▶ **Page excerpt**:
Skip to main content
Version: 96.1

Kafka Schema Registry

Dataset mappings

Overview

Lineage metadata is defined directly within your source schemas. Additional fields on the schema annotate both the dataset itself and individual fields for column-level lineage.

You are free to structure this metadata using whatever conventions make sense for your organization.

Factor Platform uses kJQ expressions to map your annotated schema metadata to valid OpenLineage Dataset facets.

Customers define a dataset mapping configuration that tells Factor Platform how to extract and transform this metadata to lineage facets.

Mappings are specified per schema type (e.g. Avro or JSON Schema) at the Schema Registry level, so all schemas within a single registry must follow the same annotation structure for lineage extraction to succeed.

▶ **Exercise brief**: Please continue the Kafka Schema Registry dataset mappings page, picking up after its final sentence.

▶ **Dataset**:
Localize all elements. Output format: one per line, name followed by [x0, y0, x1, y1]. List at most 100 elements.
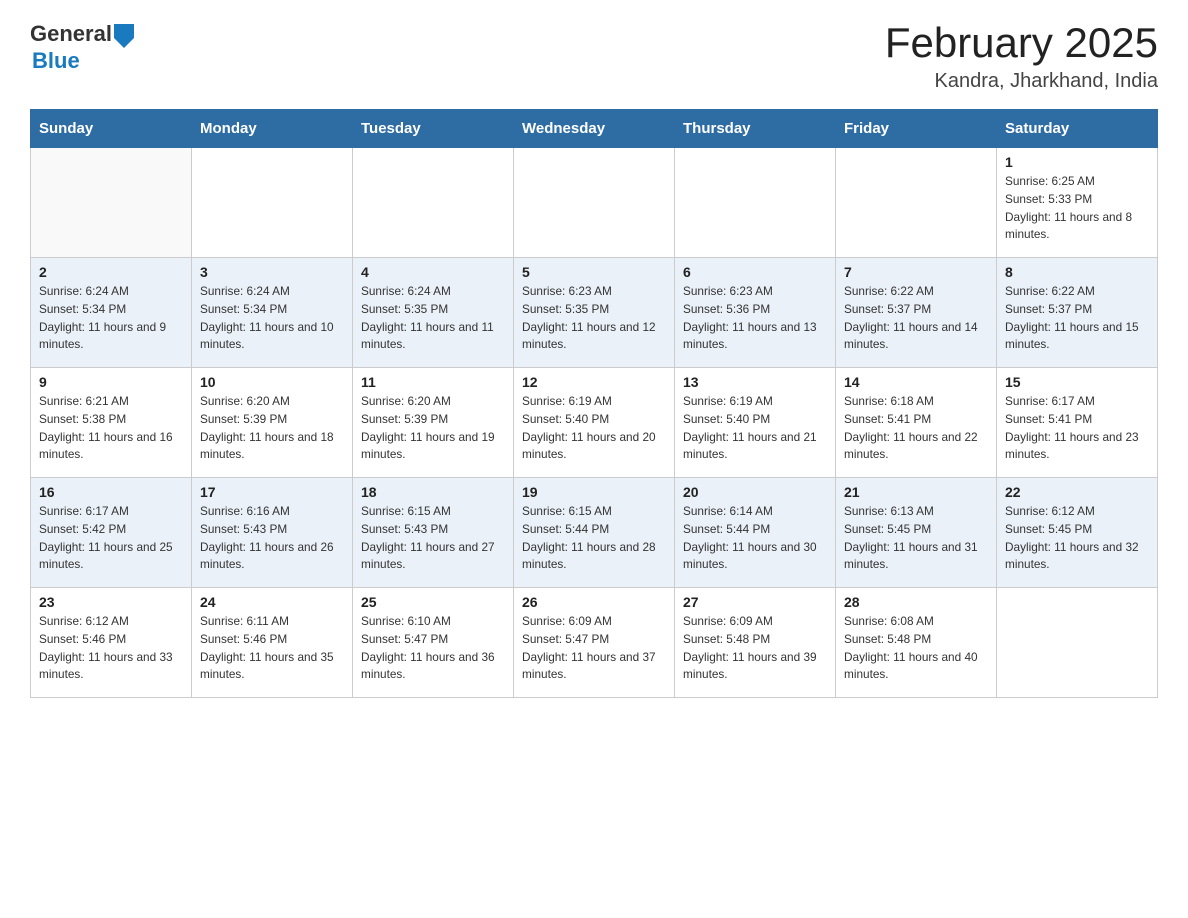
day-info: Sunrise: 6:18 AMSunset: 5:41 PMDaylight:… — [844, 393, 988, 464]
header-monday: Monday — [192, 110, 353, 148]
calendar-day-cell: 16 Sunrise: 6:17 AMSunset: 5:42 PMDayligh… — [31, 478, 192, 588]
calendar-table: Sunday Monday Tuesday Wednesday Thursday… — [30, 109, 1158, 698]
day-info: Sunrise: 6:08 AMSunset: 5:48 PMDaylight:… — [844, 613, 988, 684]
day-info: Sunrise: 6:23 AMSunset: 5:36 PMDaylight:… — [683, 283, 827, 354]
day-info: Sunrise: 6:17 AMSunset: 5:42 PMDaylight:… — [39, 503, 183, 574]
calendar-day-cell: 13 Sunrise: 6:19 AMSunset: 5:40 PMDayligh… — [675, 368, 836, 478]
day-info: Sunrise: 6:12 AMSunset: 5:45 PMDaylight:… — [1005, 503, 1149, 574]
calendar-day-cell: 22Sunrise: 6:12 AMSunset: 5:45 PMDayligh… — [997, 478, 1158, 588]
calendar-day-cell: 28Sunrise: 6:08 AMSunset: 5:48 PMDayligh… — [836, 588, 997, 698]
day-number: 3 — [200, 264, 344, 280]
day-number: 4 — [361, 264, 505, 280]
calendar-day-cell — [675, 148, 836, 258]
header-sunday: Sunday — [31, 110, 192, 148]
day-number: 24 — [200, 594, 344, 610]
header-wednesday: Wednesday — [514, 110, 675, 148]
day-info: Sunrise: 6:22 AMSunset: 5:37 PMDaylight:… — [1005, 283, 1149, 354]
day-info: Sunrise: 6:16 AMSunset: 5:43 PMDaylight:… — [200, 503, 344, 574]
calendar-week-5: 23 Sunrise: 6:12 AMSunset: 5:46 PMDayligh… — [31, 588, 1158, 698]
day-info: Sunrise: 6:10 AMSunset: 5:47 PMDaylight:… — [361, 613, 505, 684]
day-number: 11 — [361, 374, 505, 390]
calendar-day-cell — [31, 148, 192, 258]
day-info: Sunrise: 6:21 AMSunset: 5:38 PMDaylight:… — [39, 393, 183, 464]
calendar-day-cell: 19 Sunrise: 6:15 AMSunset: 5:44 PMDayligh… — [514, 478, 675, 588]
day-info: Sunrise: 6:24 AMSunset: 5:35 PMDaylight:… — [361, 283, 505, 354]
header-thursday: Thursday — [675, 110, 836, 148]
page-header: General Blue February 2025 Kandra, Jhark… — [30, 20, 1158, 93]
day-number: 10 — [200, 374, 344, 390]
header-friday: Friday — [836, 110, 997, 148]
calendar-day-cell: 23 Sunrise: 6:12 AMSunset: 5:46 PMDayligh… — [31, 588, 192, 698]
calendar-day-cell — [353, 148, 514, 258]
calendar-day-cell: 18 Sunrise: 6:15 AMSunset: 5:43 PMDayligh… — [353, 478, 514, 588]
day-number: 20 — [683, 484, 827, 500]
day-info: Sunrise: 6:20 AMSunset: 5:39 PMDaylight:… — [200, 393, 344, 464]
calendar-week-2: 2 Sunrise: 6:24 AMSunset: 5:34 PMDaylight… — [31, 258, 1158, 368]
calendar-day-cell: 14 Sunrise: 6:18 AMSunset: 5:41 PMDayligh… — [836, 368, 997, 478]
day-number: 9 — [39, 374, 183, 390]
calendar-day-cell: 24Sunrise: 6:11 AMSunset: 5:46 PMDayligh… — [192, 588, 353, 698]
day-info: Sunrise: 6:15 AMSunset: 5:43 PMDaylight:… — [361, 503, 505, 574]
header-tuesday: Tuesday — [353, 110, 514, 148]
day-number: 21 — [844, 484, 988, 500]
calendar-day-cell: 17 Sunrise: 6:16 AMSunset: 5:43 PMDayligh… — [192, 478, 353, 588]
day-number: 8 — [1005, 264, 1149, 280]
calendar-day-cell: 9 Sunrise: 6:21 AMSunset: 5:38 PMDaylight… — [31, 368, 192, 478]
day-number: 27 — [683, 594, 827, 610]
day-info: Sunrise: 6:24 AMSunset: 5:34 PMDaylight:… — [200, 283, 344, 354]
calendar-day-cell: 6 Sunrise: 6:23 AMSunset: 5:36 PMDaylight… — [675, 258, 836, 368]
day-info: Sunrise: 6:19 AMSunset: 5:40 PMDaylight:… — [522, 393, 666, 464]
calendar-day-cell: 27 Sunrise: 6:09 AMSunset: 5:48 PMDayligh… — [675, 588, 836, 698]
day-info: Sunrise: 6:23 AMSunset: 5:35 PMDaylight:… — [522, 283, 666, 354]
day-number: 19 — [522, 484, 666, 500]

▶ **Response to this exercise**:
Mappings can be defined through the UI via a wizard, or through the API. Once configured, Factor Platform will evaluate them on each schema observation cycle (approximately every minute) and:

  • Produce a OpenLineage-conforming Dataset describing each schema
  • Report any dataset quality issues such as malformed or null mappings, missing fields, etc.

Datasets are versioned. When dataset mappings or the schema version changes, the dataset version will also increment.

Factor Platform's UI and API allow you to see the full history of dataset changes over time. For example, when a new tag was added or an owner was removed.

kJQ expressions

Dataset mappings leverage the full power of kJQ, enabling both simple field extraction and more complex transformations.

For example: .meta.data_tier | contains("tier-1", "tier-2", "tier-3") extracts the data_tier field and validates that its value is one of the allowed options.

See the kJQ reference manual for complete language documentation.

Supported schema types

  • AVRO
  • JSON Schema
  • Protobuf (coming soon)

Mapping structure

Each mapping consists of two parts:

  • Expression: a kJQ expression that extracts data from the schema (e.g. .data_catalog.tags)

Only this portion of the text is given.